** start **
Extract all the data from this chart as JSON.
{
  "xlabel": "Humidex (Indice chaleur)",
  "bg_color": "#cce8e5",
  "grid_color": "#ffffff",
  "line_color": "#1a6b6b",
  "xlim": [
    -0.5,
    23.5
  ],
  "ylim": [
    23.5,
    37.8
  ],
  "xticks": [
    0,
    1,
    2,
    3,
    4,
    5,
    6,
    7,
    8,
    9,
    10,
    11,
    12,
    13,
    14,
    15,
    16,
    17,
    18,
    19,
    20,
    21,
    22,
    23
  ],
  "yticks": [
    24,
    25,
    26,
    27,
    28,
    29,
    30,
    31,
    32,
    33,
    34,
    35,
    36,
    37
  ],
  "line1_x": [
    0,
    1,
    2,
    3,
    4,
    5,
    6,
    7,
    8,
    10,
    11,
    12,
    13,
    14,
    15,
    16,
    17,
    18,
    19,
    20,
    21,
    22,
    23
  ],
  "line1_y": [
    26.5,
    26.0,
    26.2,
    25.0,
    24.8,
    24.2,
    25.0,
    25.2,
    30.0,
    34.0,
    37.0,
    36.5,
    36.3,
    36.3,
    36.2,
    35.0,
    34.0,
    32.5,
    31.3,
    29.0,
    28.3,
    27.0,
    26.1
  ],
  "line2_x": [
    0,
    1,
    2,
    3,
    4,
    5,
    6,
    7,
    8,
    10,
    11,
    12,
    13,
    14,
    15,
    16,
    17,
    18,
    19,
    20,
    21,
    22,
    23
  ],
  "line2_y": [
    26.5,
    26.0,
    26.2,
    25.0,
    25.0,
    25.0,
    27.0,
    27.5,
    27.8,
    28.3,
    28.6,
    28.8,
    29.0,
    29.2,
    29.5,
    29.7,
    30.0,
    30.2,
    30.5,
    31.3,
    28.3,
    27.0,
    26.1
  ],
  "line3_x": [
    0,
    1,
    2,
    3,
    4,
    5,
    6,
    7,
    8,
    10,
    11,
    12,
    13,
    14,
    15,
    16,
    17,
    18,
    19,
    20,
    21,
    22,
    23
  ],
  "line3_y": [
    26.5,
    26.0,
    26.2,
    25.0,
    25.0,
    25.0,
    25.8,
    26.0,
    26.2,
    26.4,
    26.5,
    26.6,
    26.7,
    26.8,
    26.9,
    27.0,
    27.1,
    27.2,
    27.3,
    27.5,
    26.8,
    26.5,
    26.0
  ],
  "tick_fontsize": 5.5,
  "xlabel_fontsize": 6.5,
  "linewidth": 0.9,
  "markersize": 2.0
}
** end **
TASK DESCRIPTION: Retype every record above exactly as it appears.

REPLY:
Extract all the data from this chart as JSON.
{
  "xlabel": "Humidex (Indice chaleur)",
  "bg_color": "#cce8e5",
  "grid_color": "#ffffff",
  "line_color": "#1a6b6b",
  "xlim": [
    -0.5,
    23.5
  ],
  "ylim": [
    23.5,
    37.8
  ],
  "xticks": [
    0,
    1,
    2,
    3,
    4,
    5,
    6,
    7,
    8,
    9,
    10,
    11,
    12,
    13,
    14,
    15,
    16,
    17,
    18,
    19,
    20,
    21,
    22,
    23
  ],
  "yticks": [
    24,
    25,
    26,
    27,
    28,
    29,
    30,
    31,
    32,
    33,
    34,
    35,
    36,
    37
  ],
  "line1_x": [
    0,
    1,
    2,
    3,
    4,
    5,
    6,
    7,
    8,
    10,
    11,
    12,
    13,
    14,
    15,
    16,
    17,
    18,
    19,
    20,
    21,
    22,
    23
  ],
  "line1_y": [
    26.5,
    26.0,
    26.2,
    25.0,
    24.8,
    24.2,
    25.0,
    25.2,
    30.0,
    34.0,
    37.0,
    36.5,
    36.3,
    36.3,
    36.2,
    35.0,
    34.0,
    32.5,
    31.3,
    29.0,
    28.3,
    27.0,
    26.1
  ],
  "line2_x": [
    0,
    1,
    2,
    3,
    4,
    5,
    6,
    7,
    8,
    10,
    11,
    12,
    13,
    14,
    15,
    16,
    17,
    18,
    19,
    20,
    21,
    22,
    23
  ],
  "line2_y": [
    26.5,
    26.0,
    26.2,
    25.0,
    25.0,
    25.0,
    27.0,
    27.5,
    27.8,
    28.3,
    28.6,
    28.8,
    29.0,
    29.2,
    29.5,
    29.7,
    30.0,
    30.2,
    30.5,
    31.3,
    28.3,
    27.0,
    26.1
  ],
  "line3_x": [
    0,
    1,
    2,
    3,
    4,
    5,
    6,
    7,
    8,
    10,
    11,
    12,
    13,
    14,
    15,
    16,
    17,
    18,
    19,
    20,
    21,
    22,
    23
  ],
  "line3_y": [
    26.5,
    26.0,
    26.2,
    25.0,
    25.0,
    25.0,
    25.8,
    26.0,
    26.2,
    26.4,
    26.5,
    26.6,
    26.7,
    26.8,
    26.9,
    27.0,
    27.1,
    27.2,
    27.3,
    27.5,
    26.8,
    26.5,
    26.0
  ],
  "tick_fontsize": 5.5,
  "xlabel_fontsize": 6.5,
  "linewidth": 0.9,
  "markersize": 2.0
}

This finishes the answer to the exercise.